Vorgegebener Text:

^^^^

Entscheidungsstichwort (Thema)

Prozesskostenhilfe: Darlegung der Bedürftigkeit durch Hartz IV-Empfänger. Verwertung einer kapitalbildenden Lebensversicherung

 

Leitsatz (amtlich)

1. Hartz IV-Empfänger genießen im Rahmen der Bewilligung von Prozesskostenhilfe hinsichtlich der Darlegung ihrer Bedürftigkeit grundsätzlich keine besondere Stellung.

2. Zur Verwertung einer kapitalbildenden Lebensversicherung im Rahmen der Prozesskostenhilfe.

 

Normenkette

ZPO § 115 Abs. 3; SGB XII § 90 Nr. 2

 

Verfahrensgang

AG Oranienburg (Beschluss vom 29.06.2009; Aktenzeichen 34 F 74/09)

 

Tenor

Die sofortige Beschwerde wird zurückgewiesen.

 

Gründe

Die gem. § 127 Abs. 2 ZPO statthafte und in zulässiger Weise eingelegte sofortige Beschwerde bleibt in der Sache ohne Erfolg. Das AG hat aus zutreffenden Erwägungen die Bedürftigkeit der Antragstellerin verneint und deshalb zu Recht die begehrte Prozesskostenhilfe versagt.

1. Dies folgt bereits aus dem Umstand, dass die Antragstellerin - wie das AG in der Nichtabhilfeentscheidung vom 11.8.2009 zu Recht feststellt - weder den Wert des Hausgrundstückes noch die Einkünfte ihres Ehegatten hinreichend dargetan hat. Hinsichtlich des Werts des Hausgrundstückes, das ihr zur hälftigen Miteigentum steht und welches sie nicht mehr selbst bewohnt, sind bislang allein die versicherungstechnischen Werte des Jahres 1914 bekannt; es liegt auf der Hand, dass diese für die Prüfung einer möglichen Beleihung bzw. sonstigen Verwertung nicht maßgebend sind. Ebenso kann derzeit nicht abschließend überprüft werden, ob möglicherweise ein Prozesskostenvorschussanspruch gegen den Ehemann besteht.

^^^^

Einträge:
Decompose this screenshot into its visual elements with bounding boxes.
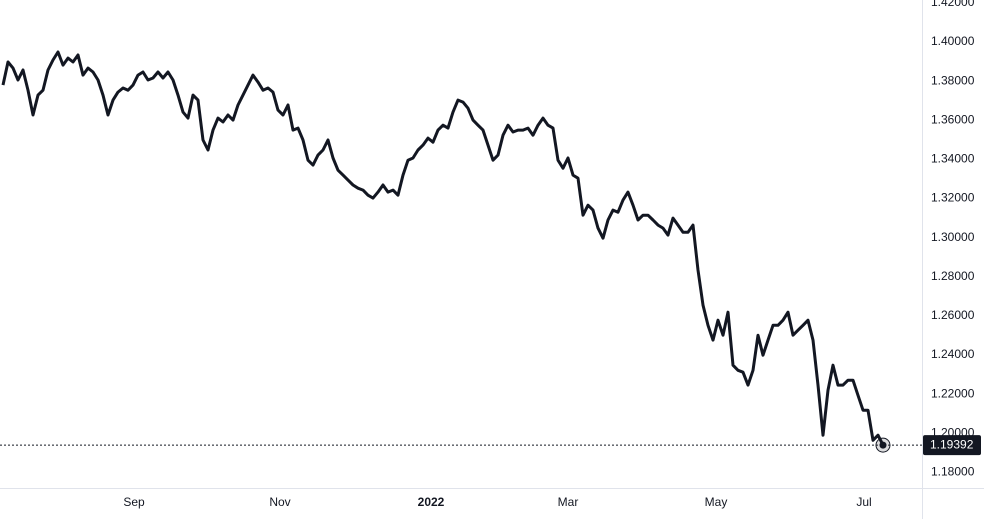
y-tick-label: 1.22000 [931,386,975,400]
x-tick-label: Nov [269,495,290,509]
y-tick-label: 1.40000 [931,34,975,48]
price-tag [923,435,981,456]
y-tick-label: 1.32000 [931,191,975,205]
y-tick-label: 1.26000 [931,308,975,322]
y-tick-label: 1.34000 [931,152,975,166]
y-tick-label: 1.24000 [931,347,975,361]
x-tick-label: Jul [856,495,871,509]
x-tick-label: May [705,495,728,509]
price-line [1,50,885,446]
y-tick-label: 1.36000 [931,112,975,126]
x-tick-label: Mar [558,495,579,509]
x-tick-label: 2022 [418,495,445,509]
y-tick-label: 1.38000 [931,73,975,87]
x-tick-label: Sep [123,495,145,509]
y-tick-label: 1.18000 [931,465,975,479]
y-tick-label: 1.42000 [931,0,975,9]
y-tick-label: 1.28000 [931,269,975,283]
price-tag-label: 1.19392 [930,437,974,451]
y-tick-label: 1.30000 [931,230,975,244]
last-price-dot [879,441,887,449]
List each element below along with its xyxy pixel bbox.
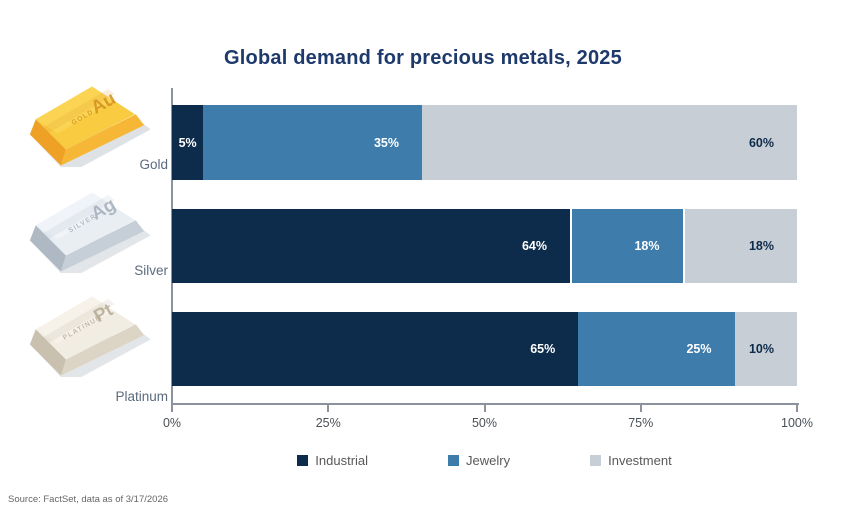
chart-title: Global demand for precious metals, 2025 (224, 47, 622, 69)
segment-platinum-jewelry: 25% (578, 312, 735, 386)
gold-category-label: Gold (139, 157, 168, 172)
x-axis-tick-label: 0% (162, 416, 182, 430)
bar-silver: 64% 18% 18% (172, 209, 797, 283)
legend-swatch-icon (448, 455, 460, 466)
legend-label: Investment (608, 453, 672, 468)
legend: Industrial Jewelry Investment (172, 453, 797, 468)
segment-value-label: 18% (748, 239, 774, 253)
legend-label: Jewelry (466, 453, 511, 468)
silver-ingot-icon: Ag SILVER Silver (18, 190, 170, 278)
platinum-category-label: Platinum (115, 389, 168, 404)
segment-gold-investment: 60% (422, 105, 797, 180)
legend-swatch-icon (297, 455, 309, 466)
x-axis-tick (327, 403, 330, 412)
x-axis-tick (796, 403, 798, 412)
x-axis-tick (639, 403, 642, 412)
bar-platinum: 65% 25% 10% (172, 312, 797, 386)
segment-platinum-investment: 10% (734, 312, 797, 386)
x-axis-tick (171, 403, 173, 412)
segment-value-label: 60% (748, 135, 774, 150)
x-axis: 0% 25% 50% 75% 100% (163, 403, 813, 443)
gold-ingot-icon: Au GOLD Gold (18, 84, 170, 172)
x-axis-tick-label: 100% (781, 416, 813, 430)
x-axis-tick-label: 50% (471, 416, 498, 430)
platinum-ingot-icon: Pt PLATINUM Platinum (18, 294, 170, 404)
segment-value-label: 10% (748, 342, 774, 356)
legend-label: Industrial (315, 453, 369, 468)
x-axis-tick (483, 403, 486, 412)
x-axis-tick-label: 75% (628, 416, 654, 430)
segment-value-label: 18% (634, 239, 660, 253)
segment-silver-investment: 18% (684, 209, 797, 283)
segment-value-label: 64% (521, 239, 547, 253)
segment-platinum-industrial: 65% (172, 312, 579, 386)
segment-gold-industrial: 5% (172, 105, 204, 180)
source-note: Source: FactSet, data as of 3/17/2026 (8, 494, 169, 505)
legend-item-jewelry: Jewelry (448, 453, 510, 468)
segment-value-label: 5% (178, 135, 197, 150)
plot-area: 5% 35% 60% 64% 18% 18% 65% 25% 10% (171, 86, 797, 403)
segment-value-label: 65% (530, 342, 556, 356)
segment-value-label: 35% (373, 135, 399, 150)
x-axis-tick-label: 25% (315, 416, 341, 430)
gold-ingot-graphic: Au GOLD (29, 86, 150, 168)
silver-ingot-graphic: Ag SILVER (29, 192, 150, 274)
legend-item-industrial: Industrial (297, 453, 368, 468)
bar-gold: 5% 35% 60% (172, 105, 797, 180)
segment-gold-jewelry: 35% (203, 105, 422, 180)
segment-value-label: 25% (686, 342, 712, 356)
segment-silver-jewelry: 18% (572, 209, 685, 283)
platinum-ingot-graphic: Pt PLATINUM (29, 296, 150, 378)
legend-swatch-icon (590, 455, 602, 466)
legend-item-investment: Investment (590, 453, 672, 468)
silver-category-label: Silver (134, 263, 168, 278)
segment-silver-industrial: 64% (172, 209, 572, 283)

^^^^

Übungsteile:
1. Beantworte zum Beschluss zur Prozesskostenhilfe diese Fragen:
(a) Welches Gericht erließ den Beschluss vom 29.06.2009?
(b) Wie lautet der Tenor?
(c) Aus welchem Jahr stammen die bislang bekannten versicherungstechnischen Werte des Hausgrundstückes?
2. Tausche in der Auflistung im Abschnitt vom Anfang bis einschließlich der Zeile mit „List each element“ jedes „y-tick-label“ gegen „y-axis-label“ aus, und gib nur diesen Abschnitt sonst unverändert wieder. Lass die Bilder in der Antwort weg.
Der Beschluss zur Prozesskostenhilfe und die Auflistung haben nichts miteinander zu tun.

Lösungen:
1.
(a) Das AG Oranienburg.
(b) Die sofortige Beschwerde wird zurückgewiesen.
(c) Aus dem Jahr 1914.

2.
Decompose this screenshot into its visual elements with bounding boxes.
y-axis-label: 1.22000 [931,386,975,400]
x-tick-label: Nov [269,495,290,509]
y-axis-label: 1.40000 [931,34,975,48]
price-tag [923,435,981,456]
y-axis-label: 1.32000 [931,191,975,205]
y-axis-label: 1.26000 [931,308,975,322]
y-axis-label: 1.34000 [931,152,975,166]
y-axis-label: 1.24000 [931,347,975,361]
x-tick-label: Jul [856,495,871,509]
x-tick-label: May [705,495,728,509]
price-line [1,50,885,446]
y-axis-label: 1.36000 [931,112,975,126]
x-tick-label: Mar [558,495,579,509]
x-tick-label: 2022 [418,495,445,509]
y-axis-label: 1.38000 [931,73,975,87]
x-tick-label: Sep [123,495,145,509]
y-axis-label: 1.18000 [931,465,975,479]
y-axis-label: 1.42000 [931,0,975,9]
y-axis-label: 1.28000 [931,269,975,283]
price-tag-label: 1.19392 [930,437,974,451]
y-axis-label: 1.30000 [931,230,975,244]
last-price-dot [879,441,887,449]
List each element below along with its xyxy pixel bbox.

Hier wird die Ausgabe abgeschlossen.